**INSTRUCTIONS FOR THE TASK**
Turn every line of the listing below into a row of a Markdown table with the columns No. and Line, skipping any blank lines.

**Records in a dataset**
^^^^^^^^^^^^^^^^
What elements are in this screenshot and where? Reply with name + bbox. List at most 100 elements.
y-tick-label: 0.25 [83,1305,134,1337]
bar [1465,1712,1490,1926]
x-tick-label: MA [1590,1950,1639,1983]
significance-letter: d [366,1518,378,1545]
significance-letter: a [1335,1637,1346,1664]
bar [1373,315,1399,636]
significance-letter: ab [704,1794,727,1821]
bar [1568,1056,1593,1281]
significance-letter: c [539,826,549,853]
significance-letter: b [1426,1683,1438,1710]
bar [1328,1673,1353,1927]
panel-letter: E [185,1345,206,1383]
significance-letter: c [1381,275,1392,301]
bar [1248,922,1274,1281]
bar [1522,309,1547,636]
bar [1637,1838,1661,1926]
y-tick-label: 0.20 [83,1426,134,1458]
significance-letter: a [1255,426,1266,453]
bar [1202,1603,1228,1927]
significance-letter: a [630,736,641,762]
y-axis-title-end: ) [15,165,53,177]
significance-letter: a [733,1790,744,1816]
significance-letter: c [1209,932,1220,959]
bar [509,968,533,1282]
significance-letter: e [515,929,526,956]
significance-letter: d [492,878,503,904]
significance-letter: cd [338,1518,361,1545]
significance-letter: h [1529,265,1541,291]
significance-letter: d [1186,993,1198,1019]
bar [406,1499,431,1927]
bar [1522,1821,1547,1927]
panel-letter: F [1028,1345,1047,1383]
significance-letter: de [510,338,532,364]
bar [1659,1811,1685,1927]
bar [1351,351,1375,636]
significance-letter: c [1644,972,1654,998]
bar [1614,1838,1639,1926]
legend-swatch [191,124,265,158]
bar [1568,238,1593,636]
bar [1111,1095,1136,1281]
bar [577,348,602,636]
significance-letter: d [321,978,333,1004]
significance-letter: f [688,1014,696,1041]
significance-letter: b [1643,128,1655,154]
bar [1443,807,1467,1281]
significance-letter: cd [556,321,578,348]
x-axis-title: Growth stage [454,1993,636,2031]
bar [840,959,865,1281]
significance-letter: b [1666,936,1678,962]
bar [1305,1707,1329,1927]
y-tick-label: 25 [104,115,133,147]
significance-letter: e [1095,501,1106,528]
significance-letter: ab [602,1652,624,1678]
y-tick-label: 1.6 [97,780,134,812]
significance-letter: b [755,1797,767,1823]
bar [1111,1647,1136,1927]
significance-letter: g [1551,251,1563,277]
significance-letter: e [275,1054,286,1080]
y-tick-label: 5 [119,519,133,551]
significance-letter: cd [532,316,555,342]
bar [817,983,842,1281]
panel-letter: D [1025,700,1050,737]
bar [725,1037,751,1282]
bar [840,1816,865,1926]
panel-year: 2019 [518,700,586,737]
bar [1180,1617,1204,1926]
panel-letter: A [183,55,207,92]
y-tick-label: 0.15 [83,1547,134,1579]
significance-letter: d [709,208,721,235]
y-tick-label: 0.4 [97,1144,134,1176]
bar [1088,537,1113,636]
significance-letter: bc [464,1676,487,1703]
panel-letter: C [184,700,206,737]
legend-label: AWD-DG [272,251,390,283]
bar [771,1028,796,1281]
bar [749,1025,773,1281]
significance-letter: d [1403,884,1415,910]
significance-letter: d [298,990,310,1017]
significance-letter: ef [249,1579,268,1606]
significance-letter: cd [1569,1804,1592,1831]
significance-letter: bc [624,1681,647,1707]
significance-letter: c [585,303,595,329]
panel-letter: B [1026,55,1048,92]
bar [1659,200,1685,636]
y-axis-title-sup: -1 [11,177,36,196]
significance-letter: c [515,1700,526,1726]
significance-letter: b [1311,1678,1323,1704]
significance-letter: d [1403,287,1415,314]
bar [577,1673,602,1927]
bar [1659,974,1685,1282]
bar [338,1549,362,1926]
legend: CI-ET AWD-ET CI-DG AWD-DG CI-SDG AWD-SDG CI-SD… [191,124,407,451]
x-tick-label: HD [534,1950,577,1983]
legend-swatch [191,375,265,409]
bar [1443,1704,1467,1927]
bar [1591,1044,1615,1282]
^^^^^^^^^^^^^^^^
**TASK SOLUTION**
| No. | Line |
|---|---|
| 1 | What elements are in this screenshot and where? Reply with name + bbox. List at most 100 elements. |
| 2 | y-tick-label: 0.25 [83,1305,134,1337] |
| 3 | bar [1465,1712,1490,1926] |
| 4 | x-tick-label: MA [1590,1950,1639,1983] |
| 5 | significance-letter: d [366,1518,378,1545] |
| 6 | significance-letter: a [1335,1637,1346,1664] |
| 7 | bar [1373,315,1399,636] |
| 8 | significance-letter: ab [704,1794,727,1821] |
| 9 | bar [1568,1056,1593,1281] |
| 10 | significance-letter: c [539,826,549,853] |
| 11 | significance-letter: b [1426,1683,1438,1710] |
| 12 | bar [1328,1673,1353,1927] |
| 13 | panel-letter: E [185,1345,206,1383] |
| 14 | significance-letter: c [1381,275,1392,301] |
| 15 | bar [1248,922,1274,1281] |
| 16 | bar [1522,309,1547,636] |
| 17 | bar [1637,1838,1661,1926] |
| 18 | y-tick-label: 0.20 [83,1426,134,1458] |
| 19 | significance-letter: a [1255,426,1266,453] |
| 20 | bar [1202,1603,1228,1927] |
| 21 | significance-letter: a [630,736,641,762] |
| 22 | y-axis-title-end: ) [15,165,53,177] |
| 23 | significance-letter: a [733,1790,744,1816] |
| 24 | significance-letter: c [1209,932,1220,959] |
| 25 | bar [509,968,533,1282] |
| 26 | significance-letter: e [515,929,526,956] |
| 27 | significance-letter: d [492,878,503,904] |
| 28 | significance-letter: cd [338,1518,361,1545] |
| 29 | significance-letter: h [1529,265,1541,291] |
| 30 | significance-letter: d [1186,993,1198,1019] |
| 31 | bar [406,1499,431,1927] |
| 32 | bar [1522,1821,1547,1927] |
| 33 | panel-letter: F [1028,1345,1047,1383] |
| 34 | significance-letter: de [510,338,532,364] |
| 35 | bar [1659,1811,1685,1927] |
| 36 | bar [1351,351,1375,636] |
| 37 | significance-letter: c [1644,972,1654,998] |
| 38 | bar [1614,1838,1639,1926] |
| 39 | legend-swatch [191,124,265,158] |
| 40 | bar [1568,238,1593,636] |
| 41 | bar [1111,1095,1136,1281] |
| 42 | bar [577,348,602,636] |
| 43 | significance-letter: d [321,978,333,1004] |
| 44 | significance-letter: f [688,1014,696,1041] |
| 45 | significance-letter: b [1643,128,1655,154] |
| 46 | bar [1443,807,1467,1281] |
| 47 | significance-letter: cd [556,321,578,348] |
| 48 | x-axis-title: Growth stage [454,1993,636,2031] |
| 49 | bar [840,959,865,1281] |
| 50 | significance-letter: b [1666,936,1678,962] |
| 51 | bar [1305,1707,1329,1927] |
| 52 | y-tick-label: 25 [104,115,133,147] |
| 53 | significance-letter: e [1095,501,1106,528] |
| 54 | significance-letter: ab [602,1652,624,1678] |
| 55 | y-tick-label: 1.6 [97,780,134,812] |
| 56 | significance-letter: b [755,1797,767,1823] |
| 57 | bar [1111,1647,1136,1927] |
| 58 | significance-letter: g [1551,251,1563,277] |
| 59 | significance-letter: e [275,1054,286,1080] |
| 60 | y-tick-label: 5 [119,519,133,551] |
| 61 | significance-letter: cd [532,316,555,342] |
| 62 | bar [817,983,842,1281] |
| 63 | panel-letter: D [1025,700,1050,737] |
| 64 | bar [725,1037,751,1282] |
| 65 | bar [840,1816,865,1926] |
| 66 | panel-year: 2019 [518,700,586,737] |
| 67 | bar [1180,1617,1204,1926] |
| 68 | panel-letter: A [183,55,207,92] |
| 69 | y-tick-label: 0.15 [83,1547,134,1579] |
| 70 | significance-letter: d [709,208,721,235] |
| 71 | y-tick-label: 0.4 [97,1144,134,1176] |
| 72 | bar [1088,537,1113,636] |
| 73 | significance-letter: bc [464,1676,487,1703] |
| 74 | panel-letter: C [184,700,206,737] |
| 75 | legend-label: AWD-DG [272,251,390,283] |
| 76 | bar [771,1028,796,1281] |
| 77 | bar [749,1025,773,1281] |
| 78 | significance-letter: d [1403,884,1415,910] |
| 79 | significance-letter: d [298,990,310,1017] |
| 80 | significance-letter: ef [249,1579,268,1606] |
| 81 | significance-letter: cd [1569,1804,1592,1831] |
| 82 | significance-letter: bc [624,1681,647,1707] |
| 83 | significance-letter: c [585,303,595,329] |
| 84 | panel-letter: B [1026,55,1048,92] |
| 85 | bar [1659,200,1685,636] |
| 86 | y-axis-title-sup: -1 [11,177,36,196] |
| 87 | significance-letter: c [515,1700,526,1726] |
| 88 | significance-letter: b [1311,1678,1323,1704] |
| 89 | significance-letter: d [1403,287,1415,314] |
| 90 | bar [577,1673,602,1927] |
| 91 | bar [1659,974,1685,1282] |
| 92 | bar [338,1549,362,1926] |
| 93 | legend: CI-ET AWD-ET CI-DG AWD-DG CI-SDG AWD-SDG CI-SD… [191,124,407,451] |
| 94 | x-tick-label: HD [534,1950,577,1983] |
| 95 | legend-swatch [191,375,265,409] |
| 96 | bar [1443,1704,1467,1927] |
| 97 | bar [1591,1044,1615,1282] |